GIVEN EXERCISE
Transcribe every entry word for word, leaving out all images.

[Dataset items]
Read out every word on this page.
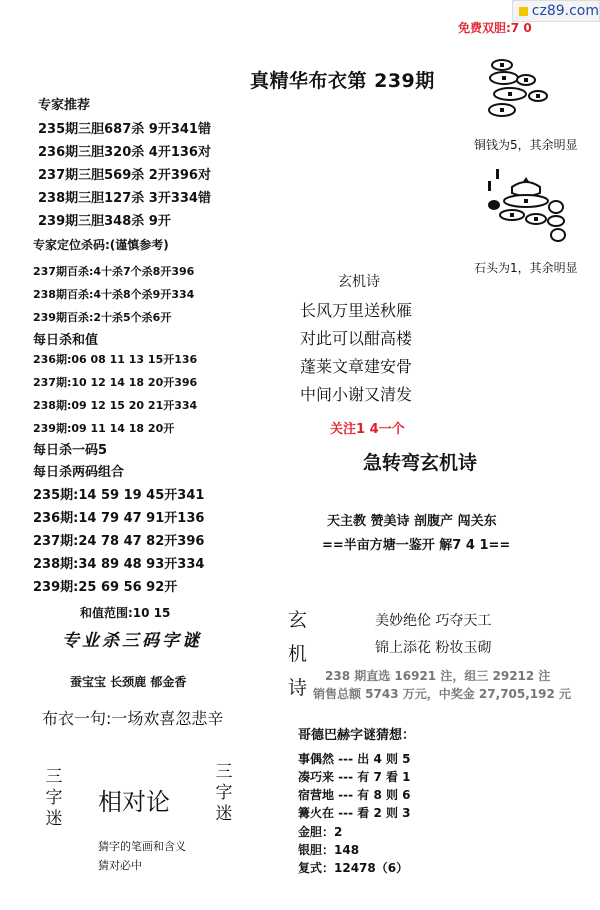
cz89.com
免费双胆:7 0
真精华布衣第 239期
铜钱为5，其余明显
石头为1，其余明显
专家推荐
235期三胆687杀 9开341错
236期三胆320杀 4开136对
237期三胆569杀 2开396对
238期三胆127杀 3开334错
239期三胆348杀 9开
专家定位杀码:(谨慎参考)
237期百杀:4十杀7个杀8开396
238期百杀:4十杀8个杀9开334
239期百杀:2十杀5个杀6开
每日杀和值
236期:06 08 11 13 15开136
237期:10 12 14 18 20开396
238期:09 12 15 20 21开334
239期:09 11 14 18 20开
每日杀一码5
每日杀两码组合
235期:14 59 19 45开341
236期:14 79 47 91开136
237期:24 78 47 82开396
238期:34 89 48 93开334
239期:25 69 56 92开
和值范围:10 15
专业杀三码字谜
蚕宝宝 长颈鹿 郁金香
布衣一句:一场欢喜忽悲辛
三
字
迷
相对论
三
字
迷
猜字的笔画和含义
猜对必中
玄机诗
长风万里送秋雁
对此可以酣高楼
蓬莱文章建安骨
中间小谢又清发
关注1 4一个
急转弯玄机诗
天主教 赞美诗 剖腹产 闯关东
==半亩方塘一鉴开 解7 4 1==
玄
机
诗
美妙绝伦 巧夺天工
锦上添花 粉妆玉砌
238 期直选 16921 注，组三 29212 注
销售总额 5743 万元，中奖金 27,705,192 元
哥德巴赫字谜猜想：
事偶然 --- 出 4 则 5
凑巧来 --- 有 7 看 1
宿营地 --- 有 8 则 6
篝火在 --- 看 2 则 3
金胆：2
银胆：148
复式：12478（6）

FINISHED ANSWER
Read out every word on this page.
cz89.com
免费双胆:7 0
真精华布衣第 239期
铜钱为5，其余明显
石头为1，其余明显
专家推荐
235期三胆687杀 9开341错
236期三胆320杀 4开136对
237期三胆569杀 2开396对
238期三胆127杀 3开334错
239期三胆348杀 9开
专家定位杀码:(谨慎参考)
237期百杀:4十杀7个杀8开396
238期百杀:4十杀8个杀9开334
239期百杀:2十杀5个杀6开
每日杀和值
236期:06 08 11 13 15开136
237期:10 12 14 18 20开396
238期:09 12 15 20 21开334
239期:09 11 14 18 20开
每日杀一码5
每日杀两码组合
235期:14 59 19 45开341
236期:14 79 47 91开136
237期:24 78 47 82开396
238期:34 89 48 93开334
239期:25 69 56 92开
和值范围:10 15
专业杀三码字谜
蚕宝宝 长颈鹿 郁金香
布衣一句:一场欢喜忽悲辛
三
字
迷
相对论
三
字
迷
猜字的笔画和含义
猜对必中
玄机诗
长风万里送秋雁
对此可以酣高楼
蓬莱文章建安骨
中间小谢又清发
关注1 4一个
急转弯玄机诗
天主教 赞美诗 剖腹产 闯关东
==半亩方塘一鉴开 解7 4 1==
玄
机
诗
美妙绝伦 巧夺天工
锦上添花 粉妆玉砌
238 期直选 16921 注，组三 29212 注
销售总额 5743 万元，中奖金 27,705,192 元
哥德巴赫字谜猜想：
事偶然 --- 出 4 则 5
凑巧来 --- 有 7 看 1
宿营地 --- 有 8 则 6
篝火在 --- 看 2 则 3
金胆：2
银胆：148
复式：12478（6）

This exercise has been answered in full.